• Exercise directions:
For each line below that contains the string "with", copy that line.

• Material provided:
============================================================
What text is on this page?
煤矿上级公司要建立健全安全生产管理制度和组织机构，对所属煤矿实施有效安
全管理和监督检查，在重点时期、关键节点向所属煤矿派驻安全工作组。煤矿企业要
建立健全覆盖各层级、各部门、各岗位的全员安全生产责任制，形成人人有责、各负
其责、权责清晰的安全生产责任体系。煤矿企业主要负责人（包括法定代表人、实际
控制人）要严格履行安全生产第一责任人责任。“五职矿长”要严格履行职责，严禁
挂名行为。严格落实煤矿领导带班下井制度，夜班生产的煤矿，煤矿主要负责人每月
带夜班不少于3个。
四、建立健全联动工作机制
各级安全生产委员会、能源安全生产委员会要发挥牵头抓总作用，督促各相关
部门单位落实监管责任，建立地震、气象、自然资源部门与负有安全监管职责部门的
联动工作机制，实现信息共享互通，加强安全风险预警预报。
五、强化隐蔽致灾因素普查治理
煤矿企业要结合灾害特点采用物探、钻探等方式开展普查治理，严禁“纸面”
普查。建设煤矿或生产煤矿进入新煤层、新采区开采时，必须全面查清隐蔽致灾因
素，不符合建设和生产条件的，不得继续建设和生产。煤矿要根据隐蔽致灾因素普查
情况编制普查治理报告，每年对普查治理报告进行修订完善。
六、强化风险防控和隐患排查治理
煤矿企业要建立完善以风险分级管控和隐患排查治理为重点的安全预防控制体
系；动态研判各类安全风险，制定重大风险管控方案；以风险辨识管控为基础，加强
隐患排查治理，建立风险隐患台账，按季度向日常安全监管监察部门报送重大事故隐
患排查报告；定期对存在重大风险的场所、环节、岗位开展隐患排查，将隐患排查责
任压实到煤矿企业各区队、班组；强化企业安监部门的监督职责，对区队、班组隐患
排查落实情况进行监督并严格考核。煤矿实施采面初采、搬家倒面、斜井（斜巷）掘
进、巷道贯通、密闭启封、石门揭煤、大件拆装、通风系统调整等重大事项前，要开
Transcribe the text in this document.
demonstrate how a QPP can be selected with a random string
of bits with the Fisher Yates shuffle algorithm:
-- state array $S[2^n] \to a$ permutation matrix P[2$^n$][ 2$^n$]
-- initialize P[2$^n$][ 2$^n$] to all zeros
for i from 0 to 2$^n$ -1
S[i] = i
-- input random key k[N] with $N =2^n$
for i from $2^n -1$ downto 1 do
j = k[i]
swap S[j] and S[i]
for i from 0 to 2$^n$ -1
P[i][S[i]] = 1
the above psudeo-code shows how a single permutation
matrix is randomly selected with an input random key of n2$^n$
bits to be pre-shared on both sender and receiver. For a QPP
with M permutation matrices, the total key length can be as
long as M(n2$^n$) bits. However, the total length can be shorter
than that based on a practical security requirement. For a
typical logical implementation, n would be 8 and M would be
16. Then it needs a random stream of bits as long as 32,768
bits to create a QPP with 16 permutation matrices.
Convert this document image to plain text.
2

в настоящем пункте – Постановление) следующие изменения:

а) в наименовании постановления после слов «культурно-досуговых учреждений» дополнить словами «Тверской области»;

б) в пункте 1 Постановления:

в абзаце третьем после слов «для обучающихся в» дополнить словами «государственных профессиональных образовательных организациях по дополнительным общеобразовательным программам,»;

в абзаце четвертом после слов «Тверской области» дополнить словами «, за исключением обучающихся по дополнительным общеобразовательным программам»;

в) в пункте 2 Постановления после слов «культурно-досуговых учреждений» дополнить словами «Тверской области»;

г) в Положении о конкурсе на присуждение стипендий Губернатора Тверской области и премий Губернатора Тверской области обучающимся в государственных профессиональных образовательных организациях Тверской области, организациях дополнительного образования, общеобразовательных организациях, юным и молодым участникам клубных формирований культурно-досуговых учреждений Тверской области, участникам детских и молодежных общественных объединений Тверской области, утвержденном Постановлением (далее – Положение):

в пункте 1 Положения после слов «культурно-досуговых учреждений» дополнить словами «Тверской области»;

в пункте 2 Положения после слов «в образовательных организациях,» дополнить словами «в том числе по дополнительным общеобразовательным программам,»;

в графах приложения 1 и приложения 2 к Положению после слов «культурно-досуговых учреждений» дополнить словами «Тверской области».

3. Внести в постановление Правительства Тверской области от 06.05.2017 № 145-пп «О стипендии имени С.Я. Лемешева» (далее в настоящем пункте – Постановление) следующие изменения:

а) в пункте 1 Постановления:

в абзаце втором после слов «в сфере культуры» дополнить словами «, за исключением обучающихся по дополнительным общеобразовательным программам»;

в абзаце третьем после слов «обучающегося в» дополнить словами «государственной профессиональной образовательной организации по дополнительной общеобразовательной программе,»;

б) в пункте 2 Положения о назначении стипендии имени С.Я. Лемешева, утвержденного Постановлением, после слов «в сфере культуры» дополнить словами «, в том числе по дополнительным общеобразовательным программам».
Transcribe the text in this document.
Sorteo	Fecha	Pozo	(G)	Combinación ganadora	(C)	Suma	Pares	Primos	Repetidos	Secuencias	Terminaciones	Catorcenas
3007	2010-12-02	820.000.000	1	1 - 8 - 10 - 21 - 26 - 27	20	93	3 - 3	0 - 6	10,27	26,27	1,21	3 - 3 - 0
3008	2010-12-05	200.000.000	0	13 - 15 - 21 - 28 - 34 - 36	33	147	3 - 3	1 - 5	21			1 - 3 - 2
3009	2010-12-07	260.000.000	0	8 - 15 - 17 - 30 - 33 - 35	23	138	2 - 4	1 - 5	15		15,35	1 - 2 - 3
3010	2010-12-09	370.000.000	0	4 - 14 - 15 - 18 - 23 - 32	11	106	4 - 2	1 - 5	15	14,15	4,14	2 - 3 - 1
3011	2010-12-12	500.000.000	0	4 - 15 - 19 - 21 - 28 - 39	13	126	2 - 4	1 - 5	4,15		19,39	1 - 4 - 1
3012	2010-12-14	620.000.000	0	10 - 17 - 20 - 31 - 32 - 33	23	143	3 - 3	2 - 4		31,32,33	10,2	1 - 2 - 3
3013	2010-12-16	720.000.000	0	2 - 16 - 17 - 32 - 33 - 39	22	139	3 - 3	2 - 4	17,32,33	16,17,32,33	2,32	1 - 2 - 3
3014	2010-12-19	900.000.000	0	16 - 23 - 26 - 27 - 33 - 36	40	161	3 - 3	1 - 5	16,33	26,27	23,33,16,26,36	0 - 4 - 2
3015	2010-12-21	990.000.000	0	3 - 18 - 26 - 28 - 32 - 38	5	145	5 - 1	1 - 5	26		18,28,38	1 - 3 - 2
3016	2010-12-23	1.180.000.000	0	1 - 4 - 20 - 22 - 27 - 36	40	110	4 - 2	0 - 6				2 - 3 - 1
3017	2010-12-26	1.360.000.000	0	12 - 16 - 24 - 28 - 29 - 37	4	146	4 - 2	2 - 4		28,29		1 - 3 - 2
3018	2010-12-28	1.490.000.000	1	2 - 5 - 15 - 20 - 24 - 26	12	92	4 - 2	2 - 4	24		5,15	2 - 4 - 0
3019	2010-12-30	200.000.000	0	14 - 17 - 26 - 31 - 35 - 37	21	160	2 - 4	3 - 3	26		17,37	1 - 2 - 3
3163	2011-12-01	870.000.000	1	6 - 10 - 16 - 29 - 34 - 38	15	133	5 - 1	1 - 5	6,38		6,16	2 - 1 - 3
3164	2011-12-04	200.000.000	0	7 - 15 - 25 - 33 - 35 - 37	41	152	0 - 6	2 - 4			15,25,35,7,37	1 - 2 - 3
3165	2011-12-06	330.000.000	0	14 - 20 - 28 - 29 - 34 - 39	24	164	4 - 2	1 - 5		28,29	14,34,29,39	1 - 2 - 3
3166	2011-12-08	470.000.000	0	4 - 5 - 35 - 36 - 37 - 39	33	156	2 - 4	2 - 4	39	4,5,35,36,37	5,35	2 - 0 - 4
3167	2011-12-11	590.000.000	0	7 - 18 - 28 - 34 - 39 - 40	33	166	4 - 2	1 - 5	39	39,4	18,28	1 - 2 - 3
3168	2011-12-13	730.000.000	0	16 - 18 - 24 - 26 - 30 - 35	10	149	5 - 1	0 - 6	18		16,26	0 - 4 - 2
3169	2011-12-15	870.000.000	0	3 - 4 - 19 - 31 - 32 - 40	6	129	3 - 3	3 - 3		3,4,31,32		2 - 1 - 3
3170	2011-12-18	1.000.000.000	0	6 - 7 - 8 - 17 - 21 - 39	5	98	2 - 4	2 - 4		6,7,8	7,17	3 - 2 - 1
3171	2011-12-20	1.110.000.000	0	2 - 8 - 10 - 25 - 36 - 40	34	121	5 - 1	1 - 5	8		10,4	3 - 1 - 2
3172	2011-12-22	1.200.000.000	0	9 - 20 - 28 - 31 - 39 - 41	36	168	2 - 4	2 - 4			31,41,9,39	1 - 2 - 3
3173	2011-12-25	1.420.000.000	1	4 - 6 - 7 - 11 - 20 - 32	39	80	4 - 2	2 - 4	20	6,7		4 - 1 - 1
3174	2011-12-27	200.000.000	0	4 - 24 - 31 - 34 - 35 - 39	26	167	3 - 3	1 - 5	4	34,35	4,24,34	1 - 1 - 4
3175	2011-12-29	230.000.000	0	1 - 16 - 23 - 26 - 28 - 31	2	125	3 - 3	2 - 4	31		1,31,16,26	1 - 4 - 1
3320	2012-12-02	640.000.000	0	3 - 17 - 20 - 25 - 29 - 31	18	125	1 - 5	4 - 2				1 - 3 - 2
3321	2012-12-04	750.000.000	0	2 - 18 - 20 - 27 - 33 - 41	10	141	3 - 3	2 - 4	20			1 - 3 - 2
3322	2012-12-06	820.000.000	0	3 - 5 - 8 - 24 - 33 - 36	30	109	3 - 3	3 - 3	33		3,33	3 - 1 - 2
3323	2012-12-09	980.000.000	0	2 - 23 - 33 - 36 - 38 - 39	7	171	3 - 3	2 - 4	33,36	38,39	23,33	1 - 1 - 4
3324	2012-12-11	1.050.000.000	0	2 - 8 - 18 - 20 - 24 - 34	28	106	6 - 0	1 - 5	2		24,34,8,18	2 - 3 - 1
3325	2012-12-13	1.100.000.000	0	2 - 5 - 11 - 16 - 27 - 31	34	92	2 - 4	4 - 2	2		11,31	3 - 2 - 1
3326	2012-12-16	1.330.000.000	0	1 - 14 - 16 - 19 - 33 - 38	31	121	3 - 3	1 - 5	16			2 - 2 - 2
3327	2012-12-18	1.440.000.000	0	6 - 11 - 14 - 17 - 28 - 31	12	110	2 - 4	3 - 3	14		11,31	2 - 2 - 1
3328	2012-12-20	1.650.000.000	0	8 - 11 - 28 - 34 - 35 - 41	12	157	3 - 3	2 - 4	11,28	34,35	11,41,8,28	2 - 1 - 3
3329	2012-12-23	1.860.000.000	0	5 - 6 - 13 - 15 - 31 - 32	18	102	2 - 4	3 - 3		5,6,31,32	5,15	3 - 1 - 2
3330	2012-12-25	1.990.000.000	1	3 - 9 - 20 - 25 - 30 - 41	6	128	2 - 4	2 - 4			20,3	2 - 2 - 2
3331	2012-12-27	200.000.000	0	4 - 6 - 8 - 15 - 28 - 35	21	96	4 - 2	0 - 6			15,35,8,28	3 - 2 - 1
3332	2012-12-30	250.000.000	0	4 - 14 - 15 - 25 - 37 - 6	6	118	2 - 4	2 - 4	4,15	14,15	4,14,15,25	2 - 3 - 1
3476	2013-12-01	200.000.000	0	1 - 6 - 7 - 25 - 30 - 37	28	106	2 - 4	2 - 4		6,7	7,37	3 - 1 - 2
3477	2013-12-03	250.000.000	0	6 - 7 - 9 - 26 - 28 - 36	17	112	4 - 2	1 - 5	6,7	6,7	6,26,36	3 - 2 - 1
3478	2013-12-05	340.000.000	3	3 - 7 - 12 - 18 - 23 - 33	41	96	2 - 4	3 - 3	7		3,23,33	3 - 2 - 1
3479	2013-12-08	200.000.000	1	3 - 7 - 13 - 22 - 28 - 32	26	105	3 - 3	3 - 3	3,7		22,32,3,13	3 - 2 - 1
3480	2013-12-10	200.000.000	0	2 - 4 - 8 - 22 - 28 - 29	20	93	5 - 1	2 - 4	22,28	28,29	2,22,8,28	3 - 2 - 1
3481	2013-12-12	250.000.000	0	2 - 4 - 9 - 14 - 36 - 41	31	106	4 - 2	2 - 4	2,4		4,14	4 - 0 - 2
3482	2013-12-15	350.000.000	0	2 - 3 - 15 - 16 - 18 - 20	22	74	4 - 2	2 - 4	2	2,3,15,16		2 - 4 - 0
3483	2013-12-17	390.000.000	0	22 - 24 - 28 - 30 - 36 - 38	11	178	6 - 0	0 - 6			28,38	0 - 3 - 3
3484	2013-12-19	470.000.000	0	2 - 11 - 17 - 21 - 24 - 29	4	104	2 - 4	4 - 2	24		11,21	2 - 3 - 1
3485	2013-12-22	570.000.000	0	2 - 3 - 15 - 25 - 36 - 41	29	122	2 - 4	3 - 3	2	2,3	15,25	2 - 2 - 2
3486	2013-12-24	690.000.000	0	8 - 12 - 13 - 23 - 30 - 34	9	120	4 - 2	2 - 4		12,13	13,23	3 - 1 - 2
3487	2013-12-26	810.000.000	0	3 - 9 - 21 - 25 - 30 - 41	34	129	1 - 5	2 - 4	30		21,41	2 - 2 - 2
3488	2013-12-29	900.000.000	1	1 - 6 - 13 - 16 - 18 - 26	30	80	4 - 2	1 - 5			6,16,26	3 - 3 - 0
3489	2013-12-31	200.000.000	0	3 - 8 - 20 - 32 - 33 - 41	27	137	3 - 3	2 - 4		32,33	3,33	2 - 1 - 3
============================================================
• Reply to the exercise:
demonstrate how a QPP can be selected with a random string
of bits with the Fisher Yates shuffle algorithm:
-- input random key k[N] with $N =2^n$
matrix is randomly selected with an input random key of n2$^n$
with M permutation matrices, the total key length can be as
bits to create a QPP with 16 permutation matrices.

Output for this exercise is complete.